▸ **Work to be completed**
Each entry needs to be restated exactly as written.

>> Start Supplied records

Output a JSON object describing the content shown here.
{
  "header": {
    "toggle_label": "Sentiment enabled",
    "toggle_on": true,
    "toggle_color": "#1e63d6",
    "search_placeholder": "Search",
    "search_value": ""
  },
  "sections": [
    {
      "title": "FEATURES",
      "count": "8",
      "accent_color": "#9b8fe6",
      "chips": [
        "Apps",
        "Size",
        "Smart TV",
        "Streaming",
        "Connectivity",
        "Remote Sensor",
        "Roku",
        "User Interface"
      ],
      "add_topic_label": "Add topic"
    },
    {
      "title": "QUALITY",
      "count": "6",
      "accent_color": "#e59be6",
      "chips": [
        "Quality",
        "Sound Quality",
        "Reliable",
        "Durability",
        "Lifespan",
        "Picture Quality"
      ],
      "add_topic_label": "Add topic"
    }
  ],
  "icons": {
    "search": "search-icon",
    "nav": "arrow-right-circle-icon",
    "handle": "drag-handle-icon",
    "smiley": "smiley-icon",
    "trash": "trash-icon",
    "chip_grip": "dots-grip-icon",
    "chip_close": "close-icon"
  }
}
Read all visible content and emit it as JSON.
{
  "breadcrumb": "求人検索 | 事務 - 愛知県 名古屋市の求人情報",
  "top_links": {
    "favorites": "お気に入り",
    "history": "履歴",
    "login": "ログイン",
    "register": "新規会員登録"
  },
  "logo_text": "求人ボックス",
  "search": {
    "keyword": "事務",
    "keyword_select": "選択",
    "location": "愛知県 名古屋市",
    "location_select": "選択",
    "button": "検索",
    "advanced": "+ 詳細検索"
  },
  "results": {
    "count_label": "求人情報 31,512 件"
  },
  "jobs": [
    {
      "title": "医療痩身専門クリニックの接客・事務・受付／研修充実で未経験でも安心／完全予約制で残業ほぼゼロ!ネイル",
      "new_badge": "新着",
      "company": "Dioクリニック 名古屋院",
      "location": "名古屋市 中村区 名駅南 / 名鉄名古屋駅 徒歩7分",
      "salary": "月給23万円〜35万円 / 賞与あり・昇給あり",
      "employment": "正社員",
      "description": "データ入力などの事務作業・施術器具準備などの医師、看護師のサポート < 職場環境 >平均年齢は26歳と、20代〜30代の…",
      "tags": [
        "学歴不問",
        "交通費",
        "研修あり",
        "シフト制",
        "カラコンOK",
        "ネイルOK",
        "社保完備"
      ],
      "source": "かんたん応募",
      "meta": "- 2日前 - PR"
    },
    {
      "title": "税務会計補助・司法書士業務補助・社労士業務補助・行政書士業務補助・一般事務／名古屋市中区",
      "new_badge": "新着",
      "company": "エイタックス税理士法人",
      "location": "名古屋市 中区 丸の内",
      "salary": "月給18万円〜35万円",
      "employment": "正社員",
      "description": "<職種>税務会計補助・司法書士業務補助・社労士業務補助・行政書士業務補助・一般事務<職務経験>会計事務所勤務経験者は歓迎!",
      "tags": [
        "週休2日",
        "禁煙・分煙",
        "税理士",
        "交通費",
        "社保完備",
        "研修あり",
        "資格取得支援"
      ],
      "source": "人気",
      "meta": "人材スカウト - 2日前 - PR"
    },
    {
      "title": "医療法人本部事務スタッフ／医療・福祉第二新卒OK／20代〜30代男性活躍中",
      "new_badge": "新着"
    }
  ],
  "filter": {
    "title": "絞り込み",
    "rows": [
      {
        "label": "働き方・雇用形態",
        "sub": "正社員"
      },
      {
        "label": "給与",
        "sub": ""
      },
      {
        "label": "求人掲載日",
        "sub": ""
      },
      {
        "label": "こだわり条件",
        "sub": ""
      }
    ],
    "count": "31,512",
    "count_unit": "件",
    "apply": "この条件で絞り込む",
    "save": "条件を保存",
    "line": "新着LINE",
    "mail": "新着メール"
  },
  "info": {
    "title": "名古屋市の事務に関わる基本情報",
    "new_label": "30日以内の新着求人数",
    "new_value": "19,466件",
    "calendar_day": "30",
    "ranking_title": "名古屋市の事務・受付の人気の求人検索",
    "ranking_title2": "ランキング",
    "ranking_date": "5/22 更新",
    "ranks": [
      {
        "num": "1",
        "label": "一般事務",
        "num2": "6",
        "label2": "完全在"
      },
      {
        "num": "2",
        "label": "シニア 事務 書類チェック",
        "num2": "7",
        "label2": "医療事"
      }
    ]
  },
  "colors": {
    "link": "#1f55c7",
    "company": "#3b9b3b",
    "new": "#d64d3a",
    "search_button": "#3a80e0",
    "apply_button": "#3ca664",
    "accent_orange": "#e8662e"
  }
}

>> End Supplied records

▸ **The solution**
Output a JSON object describing the content shown here.
{
  "header": {
    "toggle_label": "Sentiment enabled",
    "toggle_on": true,
    "toggle_color": "#1e63d6",
    "search_placeholder": "Search",
    "search_value": ""
  },
  "sections": [
    {
      "title": "FEATURES",
      "count": "8",
      "accent_color": "#9b8fe6",
      "chips": [
        "Apps",
        "Size",
        "Smart TV",
        "Streaming",
        "Connectivity",
        "Remote Sensor",
        "Roku",
        "User Interface"
      ],
      "add_topic_label": "Add topic"
    },
    {
      "title": "QUALITY",
      "count": "6",
      "accent_color": "#e59be6",
      "chips": [
        "Quality",
        "Sound Quality",
        "Reliable",
        "Durability",
        "Lifespan",
        "Picture Quality"
      ],
      "add_topic_label": "Add topic"
    }
  ],
  "icons": {
    "search": "search-icon",
    "nav": "arrow-right-circle-icon",
    "handle": "drag-handle-icon",
    "smiley": "smiley-icon",
    "trash": "trash-icon",
    "chip_grip": "dots-grip-icon",
    "chip_close": "close-icon"
  }
}
Read all visible content and emit it as JSON.
{
  "breadcrumb": "求人検索 | 事務 - 愛知県 名古屋市の求人情報",
  "top_links": {
    "favorites": "お気に入り",
    "history": "履歴",
    "login": "ログイン",
    "register": "新規会員登録"
  },
  "logo_text": "求人ボックス",
  "search": {
    "keyword": "事務",
    "keyword_select": "選択",
    "location": "愛知県 名古屋市",
    "location_select": "選択",
    "button": "検索",
    "advanced": "+ 詳細検索"
  },
  "results": {
    "count_label": "求人情報 31,512 件"
  },
  "jobs": [
    {
      "title": "医療痩身専門クリニックの接客・事務・受付／研修充実で未経験でも安心／完全予約制で残業ほぼゼロ!ネイル",
      "new_badge": "新着",
      "company": "Dioクリニック 名古屋院",
      "location": "名古屋市 中村区 名駅南 / 名鉄名古屋駅 徒歩7分",
      "salary": "月給23万円〜35万円 / 賞与あり・昇給あり",
      "employment": "正社員",
      "description": "データ入力などの事務作業・施術器具準備などの医師、看護師のサポート < 職場環境 >平均年齢は26歳と、20代〜30代の…",
      "tags": [
        "学歴不問",
        "交通費",
        "研修あり",
        "シフト制",
        "カラコンOK",
        "ネイルOK",
        "社保完備"
      ],
      "source": "かんたん応募",
      "meta": "- 2日前 - PR"
    },
    {
      "title": "税務会計補助・司法書士業務補助・社労士業務補助・行政書士業務補助・一般事務／名古屋市中区",
      "new_badge": "新着",
      "company": "エイタックス税理士法人",
      "location": "名古屋市 中区 丸の内",
      "salary": "月給18万円〜35万円",
      "employment": "正社員",
      "description": "<職種>税務会計補助・司法書士業務補助・社労士業務補助・行政書士業務補助・一般事務<職務経験>会計事務所勤務経験者は歓迎!",
      "tags": [
        "週休2日",
        "禁煙・分煙",
        "税理士",
        "交通費",
        "社保完備",
        "研修あり",
        "資格取得支援"
      ],
      "source": "人気",
      "meta": "人材スカウト - 2日前 - PR"
    },
    {
      "title": "医療法人本部事務スタッフ／医療・福祉第二新卒OK／20代〜30代男性活躍中",
      "new_badge": "新着"
    }
  ],
  "filter": {
    "title": "絞り込み",
    "rows": [
      {
        "label": "働き方・雇用形態",
        "sub": "正社員"
      },
      {
        "label": "給与",
        "sub": ""
      },
      {
        "label": "求人掲載日",
        "sub": ""
      },
      {
        "label": "こだわり条件",
        "sub": ""
      }
    ],
    "count": "31,512",
    "count_unit": "件",
    "apply": "この条件で絞り込む",
    "save": "条件を保存",
    "line": "新着LINE",
    "mail": "新着メール"
  },
  "info": {
    "title": "名古屋市の事務に関わる基本情報",
    "new_label": "30日以内の新着求人数",
    "new_value": "19,466件",
    "calendar_day": "30",
    "ranking_title": "名古屋市の事務・受付の人気の求人検索",
    "ranking_title2": "ランキング",
    "ranking_date": "5/22 更新",
    "ranks": [
      {
        "num": "1",
        "label": "一般事務",
        "num2": "6",
        "label2": "完全在"
      },
      {
        "num": "2",
        "label": "シニア 事務 書類チェック",
        "num2": "7",
        "label2": "医療事"
      }
    ]
  },
  "colors": {
    "link": "#1f55c7",
    "company": "#3b9b3b",
    "new": "#d64d3a",
    "search_button": "#3a80e0",
    "apply_button": "#3ca664",
    "accent_orange": "#e8662e"
  }
}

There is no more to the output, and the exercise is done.